[Begin]

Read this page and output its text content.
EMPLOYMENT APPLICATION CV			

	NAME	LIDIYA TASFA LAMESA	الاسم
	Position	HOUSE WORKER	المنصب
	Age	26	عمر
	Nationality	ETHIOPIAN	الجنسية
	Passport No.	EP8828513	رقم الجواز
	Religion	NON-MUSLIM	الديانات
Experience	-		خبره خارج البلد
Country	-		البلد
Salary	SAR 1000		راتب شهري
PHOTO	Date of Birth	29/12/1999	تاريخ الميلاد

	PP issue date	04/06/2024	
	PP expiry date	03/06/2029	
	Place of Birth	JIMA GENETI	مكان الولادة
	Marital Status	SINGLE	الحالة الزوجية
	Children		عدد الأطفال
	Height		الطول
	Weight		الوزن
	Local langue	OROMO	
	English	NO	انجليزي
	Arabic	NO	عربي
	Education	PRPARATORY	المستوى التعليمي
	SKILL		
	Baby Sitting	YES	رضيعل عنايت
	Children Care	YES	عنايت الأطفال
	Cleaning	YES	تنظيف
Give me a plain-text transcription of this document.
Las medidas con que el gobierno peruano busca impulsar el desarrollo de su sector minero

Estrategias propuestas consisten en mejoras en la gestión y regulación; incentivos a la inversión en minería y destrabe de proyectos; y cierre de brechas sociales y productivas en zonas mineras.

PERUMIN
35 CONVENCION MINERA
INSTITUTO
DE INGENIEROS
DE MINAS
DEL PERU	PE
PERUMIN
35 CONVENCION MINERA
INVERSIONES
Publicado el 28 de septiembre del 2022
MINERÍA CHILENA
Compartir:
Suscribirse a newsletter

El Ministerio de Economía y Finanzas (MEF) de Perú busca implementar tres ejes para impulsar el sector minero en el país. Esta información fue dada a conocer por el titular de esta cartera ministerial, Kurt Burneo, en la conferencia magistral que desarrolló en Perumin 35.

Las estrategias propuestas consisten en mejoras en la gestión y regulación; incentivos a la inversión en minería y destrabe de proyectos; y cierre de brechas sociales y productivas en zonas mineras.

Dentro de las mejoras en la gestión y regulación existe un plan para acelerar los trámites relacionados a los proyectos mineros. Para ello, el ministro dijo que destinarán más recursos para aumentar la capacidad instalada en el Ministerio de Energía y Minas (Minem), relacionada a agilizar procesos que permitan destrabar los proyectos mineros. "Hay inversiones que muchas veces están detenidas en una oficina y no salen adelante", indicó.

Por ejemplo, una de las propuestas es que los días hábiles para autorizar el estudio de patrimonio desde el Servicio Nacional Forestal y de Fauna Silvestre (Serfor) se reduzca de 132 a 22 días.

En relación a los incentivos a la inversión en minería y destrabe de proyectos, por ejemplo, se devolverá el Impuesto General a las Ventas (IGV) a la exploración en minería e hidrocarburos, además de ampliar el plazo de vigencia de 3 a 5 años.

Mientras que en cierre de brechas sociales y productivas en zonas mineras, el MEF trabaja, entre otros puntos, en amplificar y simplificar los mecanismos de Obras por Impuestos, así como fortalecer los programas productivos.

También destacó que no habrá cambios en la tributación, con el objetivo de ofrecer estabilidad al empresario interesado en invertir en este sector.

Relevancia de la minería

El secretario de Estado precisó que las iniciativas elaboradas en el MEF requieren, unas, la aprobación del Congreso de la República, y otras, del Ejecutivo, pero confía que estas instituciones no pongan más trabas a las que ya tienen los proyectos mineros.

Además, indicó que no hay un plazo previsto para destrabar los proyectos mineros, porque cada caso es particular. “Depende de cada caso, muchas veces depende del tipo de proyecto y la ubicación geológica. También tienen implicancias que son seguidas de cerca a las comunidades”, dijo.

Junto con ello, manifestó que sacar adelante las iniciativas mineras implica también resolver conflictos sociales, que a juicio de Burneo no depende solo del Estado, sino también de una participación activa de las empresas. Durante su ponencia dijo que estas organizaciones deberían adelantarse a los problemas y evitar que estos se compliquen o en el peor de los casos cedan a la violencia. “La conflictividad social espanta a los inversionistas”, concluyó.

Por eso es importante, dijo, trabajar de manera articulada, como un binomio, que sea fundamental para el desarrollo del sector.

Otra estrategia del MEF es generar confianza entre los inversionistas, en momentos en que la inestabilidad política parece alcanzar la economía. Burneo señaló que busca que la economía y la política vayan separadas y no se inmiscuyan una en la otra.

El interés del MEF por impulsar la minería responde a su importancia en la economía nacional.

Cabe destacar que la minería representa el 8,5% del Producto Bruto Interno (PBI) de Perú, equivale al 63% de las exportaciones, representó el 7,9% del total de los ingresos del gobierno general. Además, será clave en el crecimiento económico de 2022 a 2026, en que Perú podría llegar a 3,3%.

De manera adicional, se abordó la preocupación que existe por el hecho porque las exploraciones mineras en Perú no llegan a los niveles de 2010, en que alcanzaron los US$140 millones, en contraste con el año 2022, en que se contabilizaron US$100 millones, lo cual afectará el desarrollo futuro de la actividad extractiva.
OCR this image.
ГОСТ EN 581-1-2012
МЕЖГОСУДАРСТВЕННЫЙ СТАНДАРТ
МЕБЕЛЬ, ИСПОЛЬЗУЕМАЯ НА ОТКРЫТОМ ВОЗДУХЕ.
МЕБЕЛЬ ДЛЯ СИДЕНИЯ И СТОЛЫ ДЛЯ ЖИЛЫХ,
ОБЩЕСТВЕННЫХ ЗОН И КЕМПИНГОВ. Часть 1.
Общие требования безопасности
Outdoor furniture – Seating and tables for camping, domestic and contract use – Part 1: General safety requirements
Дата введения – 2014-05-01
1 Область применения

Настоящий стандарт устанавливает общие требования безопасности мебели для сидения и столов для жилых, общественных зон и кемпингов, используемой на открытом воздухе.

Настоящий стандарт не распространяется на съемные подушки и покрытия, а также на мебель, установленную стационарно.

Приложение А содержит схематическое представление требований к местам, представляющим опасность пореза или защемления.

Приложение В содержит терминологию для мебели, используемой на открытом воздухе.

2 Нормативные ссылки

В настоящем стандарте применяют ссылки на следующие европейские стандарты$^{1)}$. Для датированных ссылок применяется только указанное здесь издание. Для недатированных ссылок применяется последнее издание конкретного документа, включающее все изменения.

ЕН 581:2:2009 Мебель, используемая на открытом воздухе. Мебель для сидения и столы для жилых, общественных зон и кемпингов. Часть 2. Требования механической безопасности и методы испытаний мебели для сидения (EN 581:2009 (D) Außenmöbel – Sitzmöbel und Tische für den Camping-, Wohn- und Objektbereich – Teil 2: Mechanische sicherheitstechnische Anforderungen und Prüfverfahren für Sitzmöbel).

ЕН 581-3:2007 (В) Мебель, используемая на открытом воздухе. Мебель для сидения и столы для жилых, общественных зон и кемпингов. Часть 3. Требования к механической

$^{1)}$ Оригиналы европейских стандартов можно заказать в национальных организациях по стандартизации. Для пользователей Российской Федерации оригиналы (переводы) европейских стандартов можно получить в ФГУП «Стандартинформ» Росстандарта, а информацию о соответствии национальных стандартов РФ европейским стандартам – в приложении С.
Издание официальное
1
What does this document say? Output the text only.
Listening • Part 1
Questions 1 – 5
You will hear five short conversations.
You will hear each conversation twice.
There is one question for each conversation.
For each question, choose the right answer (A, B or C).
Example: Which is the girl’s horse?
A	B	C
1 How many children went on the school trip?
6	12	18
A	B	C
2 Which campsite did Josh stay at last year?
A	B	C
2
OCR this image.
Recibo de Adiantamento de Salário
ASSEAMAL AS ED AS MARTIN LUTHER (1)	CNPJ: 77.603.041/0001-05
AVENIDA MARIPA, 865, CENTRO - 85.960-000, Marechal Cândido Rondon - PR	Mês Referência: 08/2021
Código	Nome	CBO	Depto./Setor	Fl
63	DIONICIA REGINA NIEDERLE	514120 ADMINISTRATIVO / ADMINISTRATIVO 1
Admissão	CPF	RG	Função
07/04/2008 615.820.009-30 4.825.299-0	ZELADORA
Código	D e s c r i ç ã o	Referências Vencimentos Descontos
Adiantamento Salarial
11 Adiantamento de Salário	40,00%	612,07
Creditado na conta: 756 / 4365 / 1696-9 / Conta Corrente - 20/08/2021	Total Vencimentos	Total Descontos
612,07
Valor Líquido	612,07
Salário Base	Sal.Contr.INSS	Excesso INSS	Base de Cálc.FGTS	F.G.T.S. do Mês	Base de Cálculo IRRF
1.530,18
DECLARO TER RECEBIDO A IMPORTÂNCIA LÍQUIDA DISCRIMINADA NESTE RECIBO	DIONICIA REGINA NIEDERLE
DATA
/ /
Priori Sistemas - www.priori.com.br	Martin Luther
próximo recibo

[End]

(Prompt)
Select the lines that carry the string "NIEDERLE" and copy them.

(Complete output)
63	DIONICIA REGINA NIEDERLE	514120 ADMINISTRATIVO / ADMINISTRATIVO 1
DECLARO TER RECEBIDO A IMPORTÂNCIA LÍQUIDA DISCRIMINADA NESTE RECIBO	DIONICIA REGINA NIEDERLE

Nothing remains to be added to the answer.